What needs to be done -
Rewrite everything from the start of the lines down to the line containing "legend-label-svm: SVM —", replacing "Performance" with "Accuracy" and leaving the rest unchanged.

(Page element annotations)
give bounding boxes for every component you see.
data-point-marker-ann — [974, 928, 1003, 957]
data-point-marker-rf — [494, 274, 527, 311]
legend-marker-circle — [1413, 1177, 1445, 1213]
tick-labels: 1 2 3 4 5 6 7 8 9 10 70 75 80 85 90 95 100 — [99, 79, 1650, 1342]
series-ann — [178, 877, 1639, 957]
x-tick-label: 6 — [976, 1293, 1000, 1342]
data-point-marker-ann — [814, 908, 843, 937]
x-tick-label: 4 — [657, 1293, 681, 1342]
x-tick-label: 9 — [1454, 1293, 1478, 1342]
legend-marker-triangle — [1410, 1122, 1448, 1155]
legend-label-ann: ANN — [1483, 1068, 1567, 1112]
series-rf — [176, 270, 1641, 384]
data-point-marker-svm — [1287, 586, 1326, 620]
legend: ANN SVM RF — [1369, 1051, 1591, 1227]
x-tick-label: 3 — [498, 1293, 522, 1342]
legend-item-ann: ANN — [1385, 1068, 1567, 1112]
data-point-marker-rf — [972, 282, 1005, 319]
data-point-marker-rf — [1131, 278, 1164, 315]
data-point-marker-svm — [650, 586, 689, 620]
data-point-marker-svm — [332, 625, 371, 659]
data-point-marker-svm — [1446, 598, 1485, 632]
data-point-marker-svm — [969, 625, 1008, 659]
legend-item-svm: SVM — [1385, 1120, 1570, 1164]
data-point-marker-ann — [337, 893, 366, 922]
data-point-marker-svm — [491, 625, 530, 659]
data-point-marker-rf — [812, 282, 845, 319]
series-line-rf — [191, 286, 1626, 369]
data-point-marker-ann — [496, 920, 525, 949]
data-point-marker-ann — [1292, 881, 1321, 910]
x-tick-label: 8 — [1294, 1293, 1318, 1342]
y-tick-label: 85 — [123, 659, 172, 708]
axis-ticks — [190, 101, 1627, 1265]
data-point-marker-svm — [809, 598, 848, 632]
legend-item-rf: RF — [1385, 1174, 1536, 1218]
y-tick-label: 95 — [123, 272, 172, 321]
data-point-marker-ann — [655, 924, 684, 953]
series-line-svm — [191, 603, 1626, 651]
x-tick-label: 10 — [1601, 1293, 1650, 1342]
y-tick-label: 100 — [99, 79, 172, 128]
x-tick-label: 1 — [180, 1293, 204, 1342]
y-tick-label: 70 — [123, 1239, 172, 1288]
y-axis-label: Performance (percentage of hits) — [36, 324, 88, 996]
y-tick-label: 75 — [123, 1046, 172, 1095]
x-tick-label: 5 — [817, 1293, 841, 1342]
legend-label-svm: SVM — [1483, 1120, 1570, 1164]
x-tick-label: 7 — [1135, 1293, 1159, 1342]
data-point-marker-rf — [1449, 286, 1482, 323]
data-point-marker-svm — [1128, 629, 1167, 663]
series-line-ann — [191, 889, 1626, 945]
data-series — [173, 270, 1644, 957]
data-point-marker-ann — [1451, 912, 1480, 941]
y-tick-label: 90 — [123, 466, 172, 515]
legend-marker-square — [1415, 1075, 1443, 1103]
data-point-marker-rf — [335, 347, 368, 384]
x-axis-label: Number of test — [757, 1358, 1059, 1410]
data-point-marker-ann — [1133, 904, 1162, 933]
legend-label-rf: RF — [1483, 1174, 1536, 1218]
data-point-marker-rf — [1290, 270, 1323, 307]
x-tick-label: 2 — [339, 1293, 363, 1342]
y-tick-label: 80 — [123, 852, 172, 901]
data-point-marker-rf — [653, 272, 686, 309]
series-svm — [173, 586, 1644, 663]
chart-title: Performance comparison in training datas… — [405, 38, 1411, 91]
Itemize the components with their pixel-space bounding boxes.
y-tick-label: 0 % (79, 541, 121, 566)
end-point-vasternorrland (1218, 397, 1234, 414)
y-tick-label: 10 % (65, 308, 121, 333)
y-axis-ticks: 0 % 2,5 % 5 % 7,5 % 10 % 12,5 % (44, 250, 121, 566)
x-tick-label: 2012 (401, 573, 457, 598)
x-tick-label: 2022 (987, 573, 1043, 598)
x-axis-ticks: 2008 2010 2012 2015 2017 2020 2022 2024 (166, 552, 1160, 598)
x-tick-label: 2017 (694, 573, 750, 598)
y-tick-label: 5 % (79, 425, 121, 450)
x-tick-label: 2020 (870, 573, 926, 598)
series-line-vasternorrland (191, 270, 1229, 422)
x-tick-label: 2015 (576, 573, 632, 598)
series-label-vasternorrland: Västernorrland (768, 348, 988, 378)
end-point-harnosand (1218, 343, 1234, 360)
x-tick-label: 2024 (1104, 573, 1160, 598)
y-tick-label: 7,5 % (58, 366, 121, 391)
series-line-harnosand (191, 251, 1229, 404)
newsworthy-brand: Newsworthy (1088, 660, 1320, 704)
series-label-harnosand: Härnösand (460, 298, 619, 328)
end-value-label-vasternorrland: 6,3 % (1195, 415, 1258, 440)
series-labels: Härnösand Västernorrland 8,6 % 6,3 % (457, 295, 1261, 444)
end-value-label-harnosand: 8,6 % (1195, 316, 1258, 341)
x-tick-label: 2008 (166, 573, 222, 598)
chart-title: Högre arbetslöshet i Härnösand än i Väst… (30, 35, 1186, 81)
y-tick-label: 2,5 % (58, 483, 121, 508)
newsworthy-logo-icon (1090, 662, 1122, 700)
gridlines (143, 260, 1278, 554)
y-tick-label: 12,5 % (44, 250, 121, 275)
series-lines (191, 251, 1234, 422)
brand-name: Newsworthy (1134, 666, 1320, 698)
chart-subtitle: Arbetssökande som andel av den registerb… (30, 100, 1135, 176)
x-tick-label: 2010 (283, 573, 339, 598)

The answer -
give bounding boxes for every component you see.
data-point-marker-ann — [974, 928, 1003, 957]
data-point-marker-rf — [494, 274, 527, 311]
legend-marker-circle — [1413, 1177, 1445, 1213]
tick-labels: 1 2 3 4 5 6 7 8 9 10 70 75 80 85 90 95 100 — [99, 79, 1650, 1342]
series-ann — [178, 877, 1639, 957]
x-tick-label: 6 — [976, 1293, 1000, 1342]
data-point-marker-ann — [814, 908, 843, 937]
x-tick-label: 4 — [657, 1293, 681, 1342]
x-tick-label: 9 — [1454, 1293, 1478, 1342]
legend-marker-triangle — [1410, 1122, 1448, 1155]
legend-label-ann: ANN — [1483, 1068, 1567, 1112]
series-rf — [176, 270, 1641, 384]
data-point-marker-svm — [1287, 586, 1326, 620]
legend: ANN SVM RF — [1369, 1051, 1591, 1227]
x-tick-label: 3 — [498, 1293, 522, 1342]
legend-item-ann: ANN — [1385, 1068, 1567, 1112]
data-point-marker-rf — [972, 282, 1005, 319]
data-point-marker-rf — [1131, 278, 1164, 315]
data-point-marker-svm — [650, 586, 689, 620]
data-point-marker-svm — [332, 625, 371, 659]
data-point-marker-svm — [1446, 598, 1485, 632]
data-point-marker-svm — [969, 625, 1008, 659]
legend-item-svm: SVM — [1385, 1120, 1570, 1164]
data-point-marker-ann — [337, 893, 366, 922]
data-point-marker-svm — [491, 625, 530, 659]
data-point-marker-rf — [812, 282, 845, 319]
series-line-rf — [191, 286, 1626, 369]
data-point-marker-ann — [496, 920, 525, 949]
data-point-marker-ann — [1292, 881, 1321, 910]
x-tick-label: 8 — [1294, 1293, 1318, 1342]
y-tick-label: 85 — [123, 659, 172, 708]
axis-ticks — [190, 101, 1627, 1265]
data-point-marker-svm — [809, 598, 848, 632]
legend-item-rf: RF — [1385, 1174, 1536, 1218]
y-tick-label: 95 — [123, 272, 172, 321]
data-point-marker-ann — [655, 924, 684, 953]
series-line-svm — [191, 603, 1626, 651]
x-tick-label: 10 — [1601, 1293, 1650, 1342]
y-tick-label: 100 — [99, 79, 172, 128]
x-tick-label: 1 — [180, 1293, 204, 1342]
y-tick-label: 70 — [123, 1239, 172, 1288]
y-axis-label: Accuracy (percentage of hits) — [36, 324, 88, 996]
y-tick-label: 75 — [123, 1046, 172, 1095]
x-tick-label: 5 — [817, 1293, 841, 1342]
legend-label-svm: SVM — [1483, 1120, 1570, 1164]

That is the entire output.